Supportive Therapy and Assistive Equipment

Physical and occupational therapy work together to help maximize functional abilities, prevent complications like joint contractures, and boost independence. Physical therapy focuses on muscle strengthening and range of motion, while occupational therapy addresses activities of daily living.

Assistive equipment like wheelchairs, braces, and walkers provide greater mobility and participation[14]. Therapists can help patients to adjust to living with these devices.

Respiratory Support

Due to weakened respiratory muscles, supportive devices may be crucial for breathing support. Respiratory therapy can preserve lung function and improve oxygenation[15].

Many affected individuals do not require invasive respiratory assistance and may only need assistance occasionally (e.g., during sleep or illness). Non-invasive devices, such as BiPAP machines, are often sufficient, delivering oxygen through a facemask.

Invasive ventilation refers to an endotracheal tube that requires surgical insertion into the windpipe. This is useful for severe respiratory collapse, as seen in severe cases where the muscles are too weak to perform the contractions necessary for breathing.

- GIVEN ENTRIES
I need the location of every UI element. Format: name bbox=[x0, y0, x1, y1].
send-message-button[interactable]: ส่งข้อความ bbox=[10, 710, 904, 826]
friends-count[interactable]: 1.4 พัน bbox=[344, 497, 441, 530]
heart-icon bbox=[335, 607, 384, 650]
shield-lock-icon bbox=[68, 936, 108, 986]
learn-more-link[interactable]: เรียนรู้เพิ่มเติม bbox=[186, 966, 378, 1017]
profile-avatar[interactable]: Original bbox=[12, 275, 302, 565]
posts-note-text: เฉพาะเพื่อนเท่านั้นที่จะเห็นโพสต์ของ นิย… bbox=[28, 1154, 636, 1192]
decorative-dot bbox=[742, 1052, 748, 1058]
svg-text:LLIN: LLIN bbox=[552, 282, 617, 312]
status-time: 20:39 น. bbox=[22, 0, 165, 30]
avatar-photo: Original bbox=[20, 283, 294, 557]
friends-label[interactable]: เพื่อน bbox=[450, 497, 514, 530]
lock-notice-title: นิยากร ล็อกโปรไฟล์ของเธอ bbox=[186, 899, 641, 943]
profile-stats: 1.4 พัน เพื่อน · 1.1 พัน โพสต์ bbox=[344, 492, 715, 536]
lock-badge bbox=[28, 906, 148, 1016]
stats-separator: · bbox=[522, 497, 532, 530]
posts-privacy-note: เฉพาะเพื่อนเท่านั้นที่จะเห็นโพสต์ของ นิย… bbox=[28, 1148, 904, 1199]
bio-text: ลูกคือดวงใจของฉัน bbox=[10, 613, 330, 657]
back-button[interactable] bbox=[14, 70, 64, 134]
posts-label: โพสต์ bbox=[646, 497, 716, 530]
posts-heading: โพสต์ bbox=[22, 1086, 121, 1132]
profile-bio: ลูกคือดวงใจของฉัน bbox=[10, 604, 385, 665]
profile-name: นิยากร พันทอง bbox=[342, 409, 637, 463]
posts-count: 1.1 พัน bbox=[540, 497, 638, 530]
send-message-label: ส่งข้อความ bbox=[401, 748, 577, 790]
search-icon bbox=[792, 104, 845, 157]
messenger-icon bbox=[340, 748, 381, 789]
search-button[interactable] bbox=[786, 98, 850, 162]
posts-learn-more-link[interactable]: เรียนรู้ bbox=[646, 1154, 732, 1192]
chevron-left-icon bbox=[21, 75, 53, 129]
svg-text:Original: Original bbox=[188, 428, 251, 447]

- WORK INSTRUCTIONS
(a) In the text on supportive therapy and respiratory support, what does occupational therapy address?
(b) Resume the text on supportive therapy and respiratory support, starting after its last sentence.

- EXPECTED OUTPUTS
(a) Activities of daily living.

(b)
Nutritional Management

Maintaining adequate nutrition is essential in SMA. Nutritionists work closely with individuals and families to address potential challenges with swallowing and ensure sufficient caloric intake. Common suggestions include[16]:

  • Consuming smaller meals and a diet low in fat to avoid reflux
  • Opting for soft food that is easier to chew and swallow
  • Avoiding choking hazards and aspiration risks, such as thin liquids

Enteral nutrition (feeding tubes) or parenteral nutrition (intravenous feeding) may be necessary in severe cases.

Surgery

Surgical intervention can manage spinal curvature (scoliosis), a common complication of SMA. Surgery for scoliosis can improve posture, sitting balance, and respiratory function[17].

Several surgical options exist for treating scoliosis in SMA patients. Spinal fusion surgery involves permanently connecting vertebrae to halt further curvature. This is typically reserved for those that have stopped growing.

For younger patients, growing rods attached to the spine or vertical expandable prosthetic titanium ribs (VEPTRs) attached to the ribs or spine can straighten the spinal column while accommodating growth. However, growing rods and VEPTRs require regular lengthening procedures as the child develops.

In other cases, hip dislocation and congenital heart defects may require surgical intervention to treat as well.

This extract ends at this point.